**TASK INSTRUCTIONS:** In the listing below, identify each line with the word "screenshot" and return those lines.

(Records from a data source)
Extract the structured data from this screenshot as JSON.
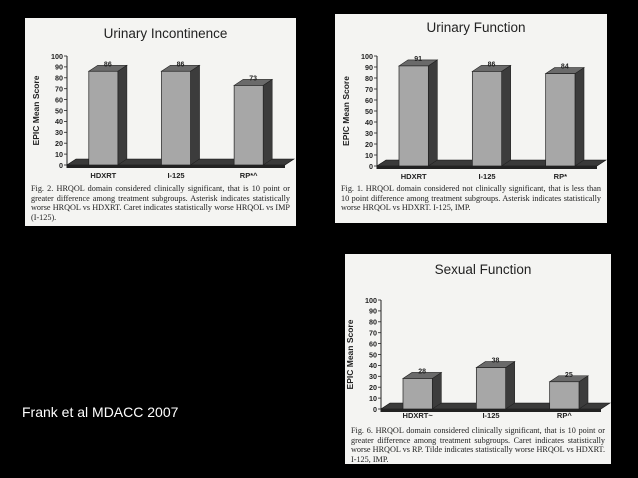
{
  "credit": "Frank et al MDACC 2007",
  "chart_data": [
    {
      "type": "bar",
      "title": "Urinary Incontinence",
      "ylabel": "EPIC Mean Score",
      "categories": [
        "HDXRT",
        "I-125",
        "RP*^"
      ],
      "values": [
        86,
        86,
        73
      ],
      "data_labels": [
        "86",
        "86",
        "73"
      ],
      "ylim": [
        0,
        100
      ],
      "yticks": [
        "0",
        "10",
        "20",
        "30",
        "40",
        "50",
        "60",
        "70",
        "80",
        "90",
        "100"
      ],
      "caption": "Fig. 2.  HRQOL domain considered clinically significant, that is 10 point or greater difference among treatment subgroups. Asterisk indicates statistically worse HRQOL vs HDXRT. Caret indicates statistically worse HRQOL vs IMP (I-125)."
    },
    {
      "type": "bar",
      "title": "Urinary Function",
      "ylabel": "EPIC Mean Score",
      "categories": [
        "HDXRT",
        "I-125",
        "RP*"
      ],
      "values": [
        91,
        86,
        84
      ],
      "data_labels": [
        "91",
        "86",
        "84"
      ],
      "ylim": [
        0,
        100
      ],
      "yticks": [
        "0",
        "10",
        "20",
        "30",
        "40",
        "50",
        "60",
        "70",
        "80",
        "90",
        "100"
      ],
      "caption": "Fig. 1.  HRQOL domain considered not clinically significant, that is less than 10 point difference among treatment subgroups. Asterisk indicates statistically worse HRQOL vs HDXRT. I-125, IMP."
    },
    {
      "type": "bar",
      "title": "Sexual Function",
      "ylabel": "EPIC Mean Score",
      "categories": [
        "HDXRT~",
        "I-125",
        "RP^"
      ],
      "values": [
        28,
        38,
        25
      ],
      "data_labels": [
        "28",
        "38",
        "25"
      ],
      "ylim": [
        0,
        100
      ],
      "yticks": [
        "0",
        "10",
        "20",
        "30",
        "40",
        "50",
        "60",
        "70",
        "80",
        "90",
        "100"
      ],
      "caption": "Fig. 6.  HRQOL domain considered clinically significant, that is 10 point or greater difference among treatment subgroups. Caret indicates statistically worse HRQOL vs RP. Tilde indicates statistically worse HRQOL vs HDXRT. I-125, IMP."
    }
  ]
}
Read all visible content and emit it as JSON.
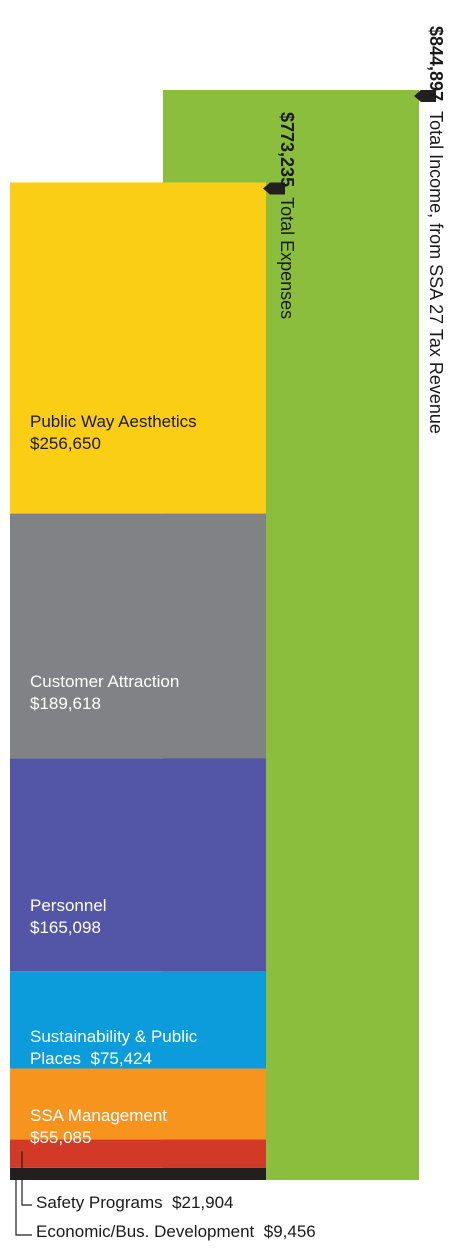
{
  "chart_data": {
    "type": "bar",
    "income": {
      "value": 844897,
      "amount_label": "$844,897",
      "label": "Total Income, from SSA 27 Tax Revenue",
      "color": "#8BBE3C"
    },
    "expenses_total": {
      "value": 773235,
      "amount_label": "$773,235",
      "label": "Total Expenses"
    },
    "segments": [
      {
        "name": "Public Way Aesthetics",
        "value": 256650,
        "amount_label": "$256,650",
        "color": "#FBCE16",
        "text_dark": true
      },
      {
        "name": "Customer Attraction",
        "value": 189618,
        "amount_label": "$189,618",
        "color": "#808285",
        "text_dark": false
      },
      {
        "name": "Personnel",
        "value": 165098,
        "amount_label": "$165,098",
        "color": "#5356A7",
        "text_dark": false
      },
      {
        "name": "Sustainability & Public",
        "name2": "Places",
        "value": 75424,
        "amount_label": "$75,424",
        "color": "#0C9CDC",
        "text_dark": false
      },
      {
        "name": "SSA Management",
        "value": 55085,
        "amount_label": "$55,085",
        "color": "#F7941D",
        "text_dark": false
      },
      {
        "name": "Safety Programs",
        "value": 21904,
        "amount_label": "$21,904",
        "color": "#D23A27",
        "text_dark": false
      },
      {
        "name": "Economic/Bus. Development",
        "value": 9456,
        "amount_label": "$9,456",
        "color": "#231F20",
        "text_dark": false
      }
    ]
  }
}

==

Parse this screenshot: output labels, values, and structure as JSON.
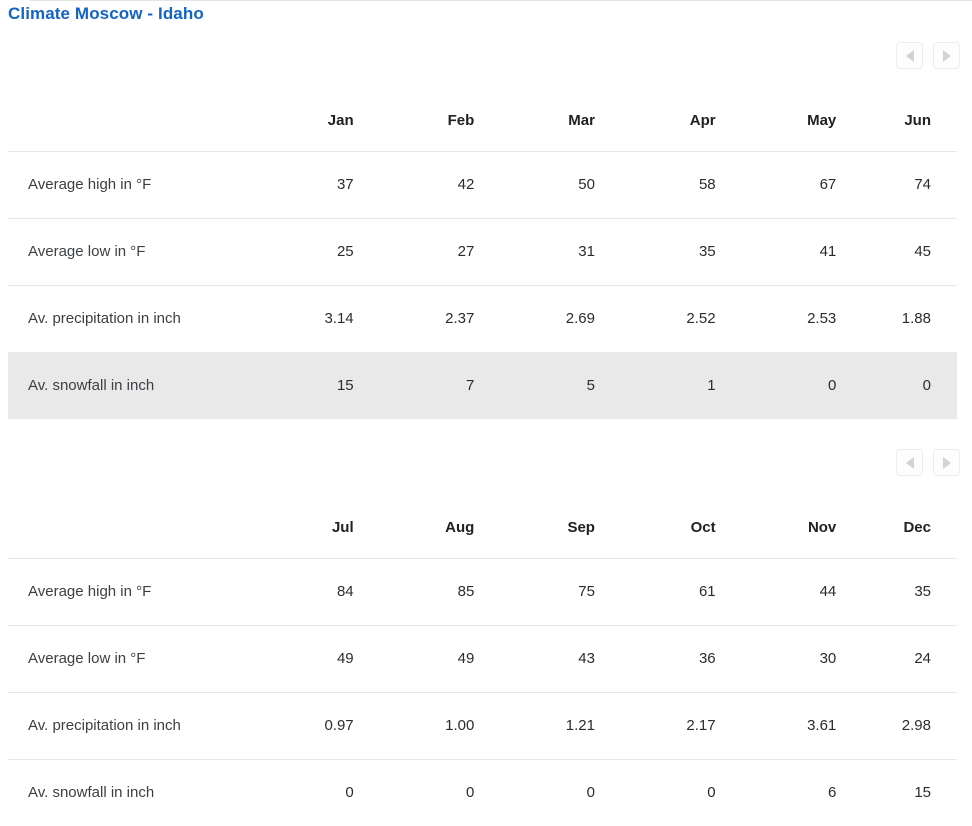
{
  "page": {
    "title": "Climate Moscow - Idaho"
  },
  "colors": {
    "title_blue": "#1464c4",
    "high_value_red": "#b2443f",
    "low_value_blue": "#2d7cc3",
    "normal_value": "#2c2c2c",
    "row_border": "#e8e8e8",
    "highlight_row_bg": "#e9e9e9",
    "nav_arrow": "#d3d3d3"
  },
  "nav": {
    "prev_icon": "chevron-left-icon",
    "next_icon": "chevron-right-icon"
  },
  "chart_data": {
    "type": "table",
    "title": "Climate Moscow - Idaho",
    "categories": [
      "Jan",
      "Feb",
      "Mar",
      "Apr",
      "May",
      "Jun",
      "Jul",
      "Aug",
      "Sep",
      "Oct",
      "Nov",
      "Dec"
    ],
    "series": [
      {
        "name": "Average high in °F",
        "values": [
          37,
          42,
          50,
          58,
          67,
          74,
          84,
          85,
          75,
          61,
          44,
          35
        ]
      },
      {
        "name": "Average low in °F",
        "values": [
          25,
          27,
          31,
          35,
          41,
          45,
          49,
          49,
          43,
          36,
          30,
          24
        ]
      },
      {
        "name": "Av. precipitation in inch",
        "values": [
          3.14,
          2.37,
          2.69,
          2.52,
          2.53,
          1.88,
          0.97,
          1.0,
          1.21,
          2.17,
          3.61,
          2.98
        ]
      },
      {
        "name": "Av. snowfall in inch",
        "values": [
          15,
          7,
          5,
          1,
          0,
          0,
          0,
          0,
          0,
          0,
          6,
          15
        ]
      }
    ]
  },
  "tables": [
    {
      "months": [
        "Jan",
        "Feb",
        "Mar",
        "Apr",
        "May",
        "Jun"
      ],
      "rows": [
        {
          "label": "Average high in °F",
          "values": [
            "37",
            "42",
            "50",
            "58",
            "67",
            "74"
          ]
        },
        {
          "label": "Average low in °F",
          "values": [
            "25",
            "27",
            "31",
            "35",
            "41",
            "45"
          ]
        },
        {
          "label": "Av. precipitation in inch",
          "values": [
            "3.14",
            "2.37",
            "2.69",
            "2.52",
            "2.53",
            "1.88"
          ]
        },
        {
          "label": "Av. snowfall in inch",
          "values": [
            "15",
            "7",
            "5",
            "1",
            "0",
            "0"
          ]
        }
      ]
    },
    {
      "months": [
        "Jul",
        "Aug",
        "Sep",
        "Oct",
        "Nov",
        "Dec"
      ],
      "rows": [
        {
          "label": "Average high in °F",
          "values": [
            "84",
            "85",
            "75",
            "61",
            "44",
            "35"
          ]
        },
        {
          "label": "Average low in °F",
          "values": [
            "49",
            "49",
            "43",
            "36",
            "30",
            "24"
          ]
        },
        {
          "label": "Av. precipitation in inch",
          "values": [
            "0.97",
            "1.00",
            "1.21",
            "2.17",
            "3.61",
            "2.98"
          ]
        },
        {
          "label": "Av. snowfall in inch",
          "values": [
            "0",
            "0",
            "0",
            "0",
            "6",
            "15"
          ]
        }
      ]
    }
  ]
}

...

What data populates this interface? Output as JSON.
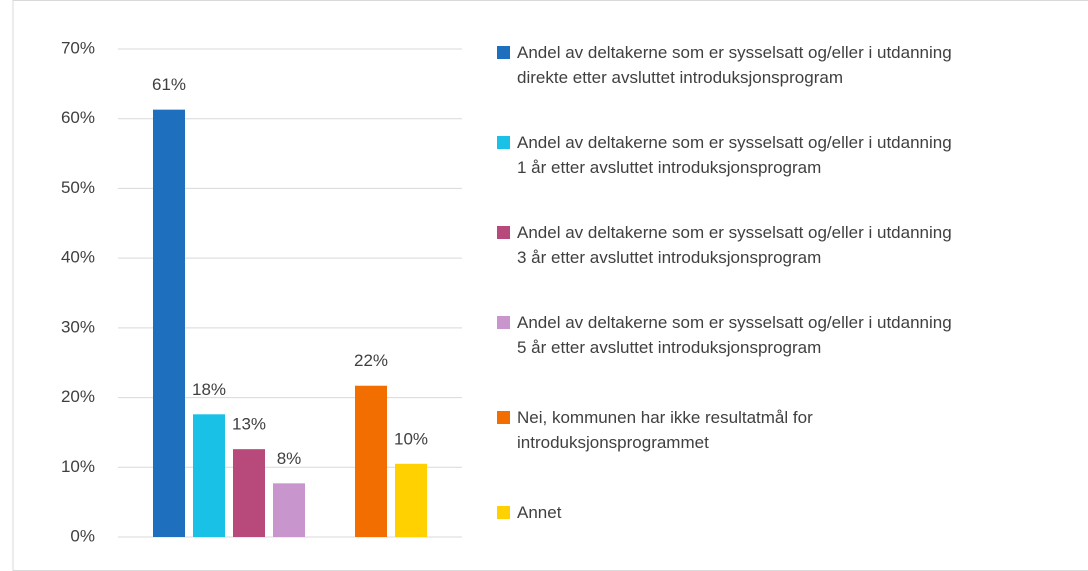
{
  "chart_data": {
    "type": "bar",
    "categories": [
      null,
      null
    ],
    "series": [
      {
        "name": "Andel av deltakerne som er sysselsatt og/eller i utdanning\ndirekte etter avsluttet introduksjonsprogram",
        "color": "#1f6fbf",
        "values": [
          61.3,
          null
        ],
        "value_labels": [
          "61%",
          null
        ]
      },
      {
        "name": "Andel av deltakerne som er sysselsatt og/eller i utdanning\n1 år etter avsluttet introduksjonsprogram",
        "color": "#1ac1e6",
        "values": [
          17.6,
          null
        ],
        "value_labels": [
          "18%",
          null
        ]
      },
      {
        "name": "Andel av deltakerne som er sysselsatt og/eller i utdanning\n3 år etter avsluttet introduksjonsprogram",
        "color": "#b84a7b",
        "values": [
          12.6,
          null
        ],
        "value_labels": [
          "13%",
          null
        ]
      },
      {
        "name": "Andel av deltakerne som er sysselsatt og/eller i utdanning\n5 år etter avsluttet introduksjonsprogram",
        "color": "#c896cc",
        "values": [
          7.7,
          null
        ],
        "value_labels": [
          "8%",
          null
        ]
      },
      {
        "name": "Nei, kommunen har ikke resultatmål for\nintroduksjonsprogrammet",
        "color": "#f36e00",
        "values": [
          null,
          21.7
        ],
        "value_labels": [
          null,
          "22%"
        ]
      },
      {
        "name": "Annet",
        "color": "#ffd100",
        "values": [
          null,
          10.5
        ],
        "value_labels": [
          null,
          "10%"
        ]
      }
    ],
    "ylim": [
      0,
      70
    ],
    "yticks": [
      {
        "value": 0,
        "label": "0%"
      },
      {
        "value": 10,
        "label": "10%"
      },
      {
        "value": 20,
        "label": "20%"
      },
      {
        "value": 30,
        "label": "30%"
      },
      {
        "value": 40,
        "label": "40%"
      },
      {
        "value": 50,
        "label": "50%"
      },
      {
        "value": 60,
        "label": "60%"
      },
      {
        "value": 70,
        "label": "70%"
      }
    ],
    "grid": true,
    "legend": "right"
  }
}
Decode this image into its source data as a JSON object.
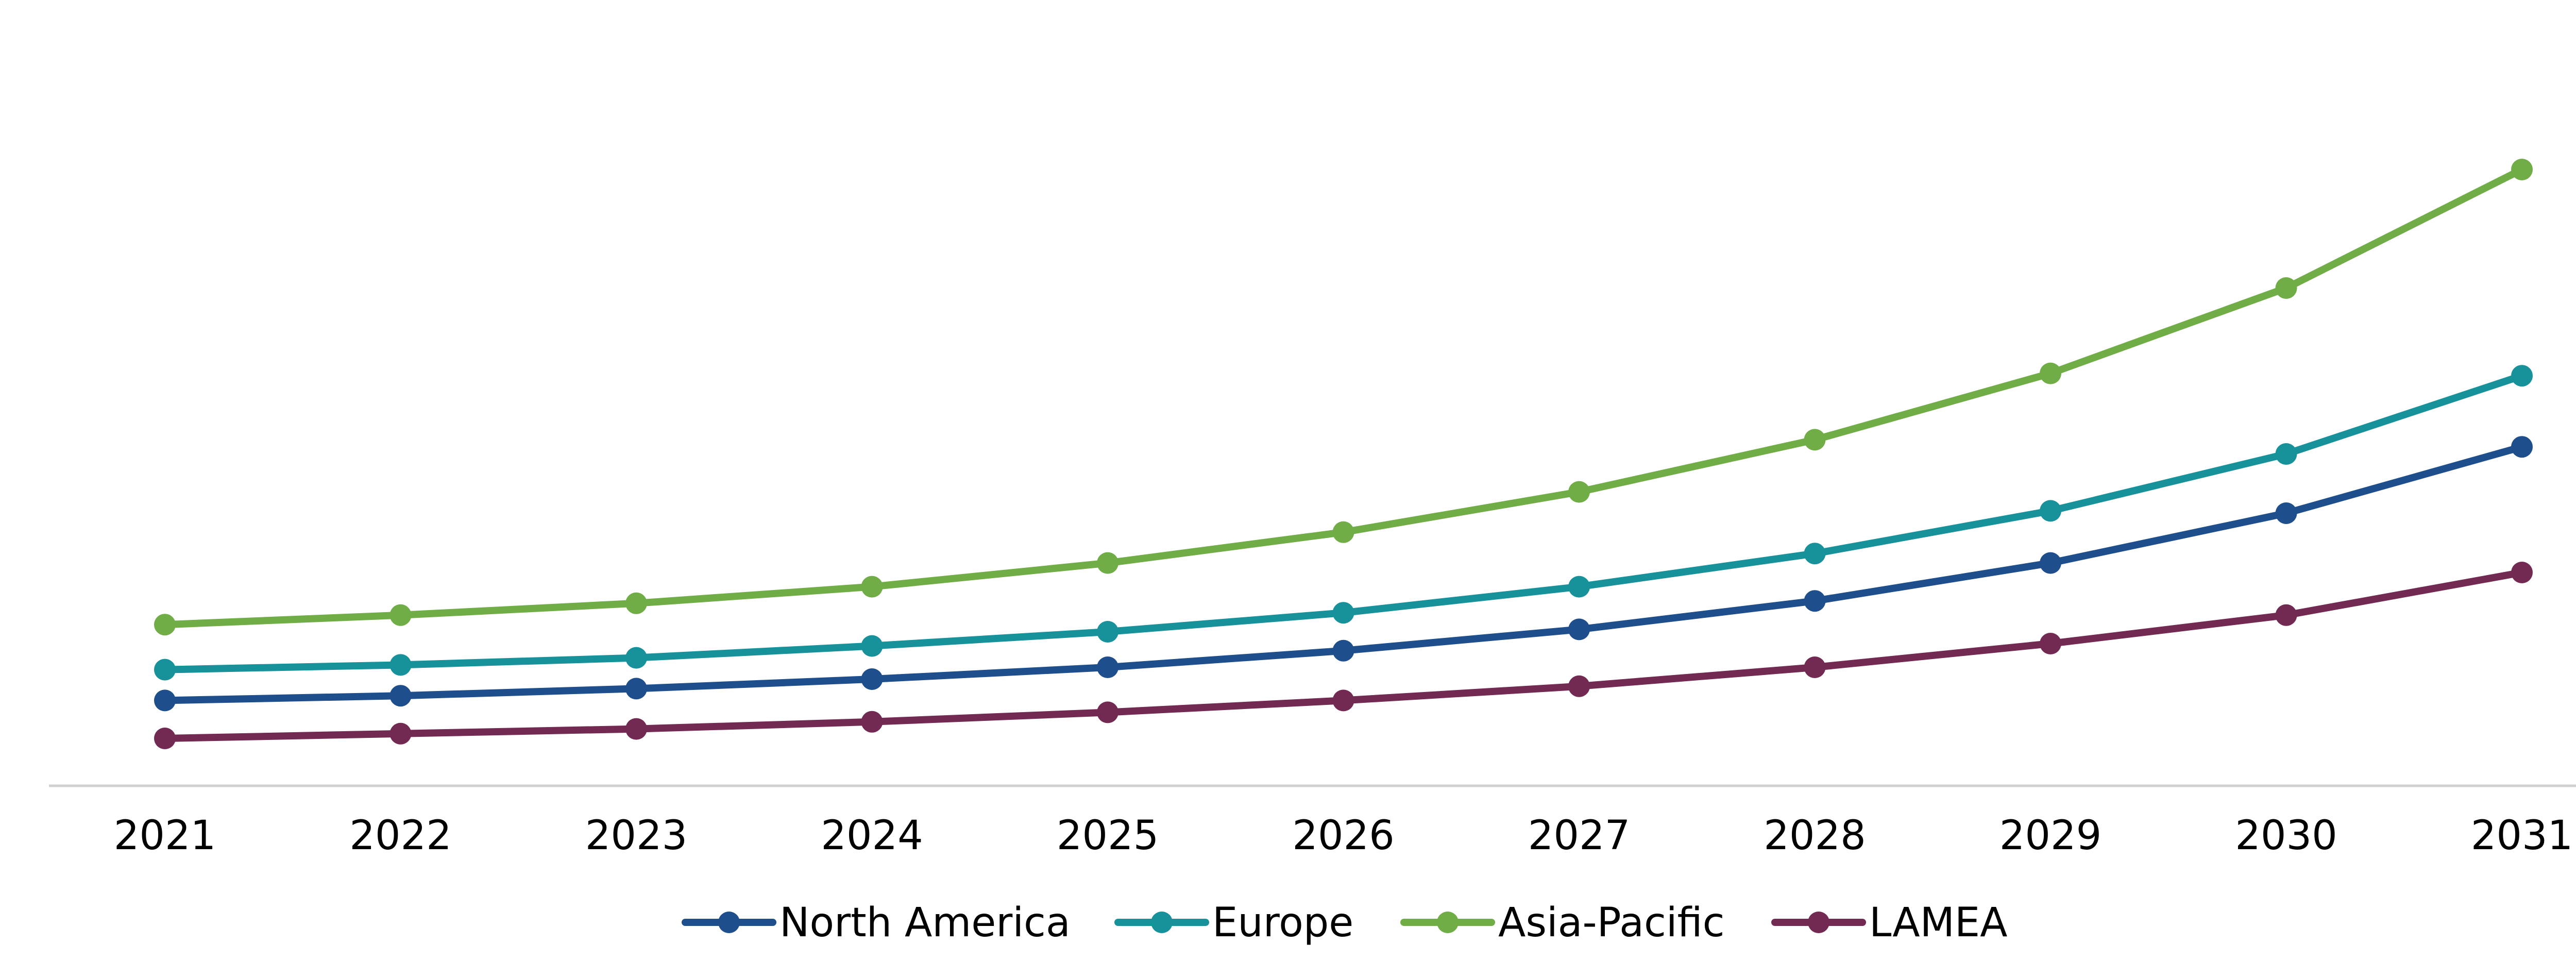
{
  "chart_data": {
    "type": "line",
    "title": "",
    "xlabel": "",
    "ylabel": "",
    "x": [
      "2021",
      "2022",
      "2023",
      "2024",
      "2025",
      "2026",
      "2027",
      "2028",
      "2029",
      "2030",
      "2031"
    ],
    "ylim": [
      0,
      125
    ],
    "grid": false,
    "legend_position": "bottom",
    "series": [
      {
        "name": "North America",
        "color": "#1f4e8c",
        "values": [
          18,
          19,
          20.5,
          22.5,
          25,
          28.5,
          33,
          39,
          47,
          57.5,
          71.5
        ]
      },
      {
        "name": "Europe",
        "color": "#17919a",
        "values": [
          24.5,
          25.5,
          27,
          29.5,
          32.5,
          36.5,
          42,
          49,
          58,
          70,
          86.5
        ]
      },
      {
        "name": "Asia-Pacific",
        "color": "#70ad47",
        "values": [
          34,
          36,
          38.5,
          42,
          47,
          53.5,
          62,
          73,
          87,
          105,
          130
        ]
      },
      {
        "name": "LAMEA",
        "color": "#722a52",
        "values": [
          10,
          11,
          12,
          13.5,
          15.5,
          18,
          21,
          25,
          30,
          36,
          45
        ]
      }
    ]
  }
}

**EXPECTED OUTPUT:**
Extract the structured data from this screenshot as JSON.
Parse this screenshot: output labels, values, and structure as JSON.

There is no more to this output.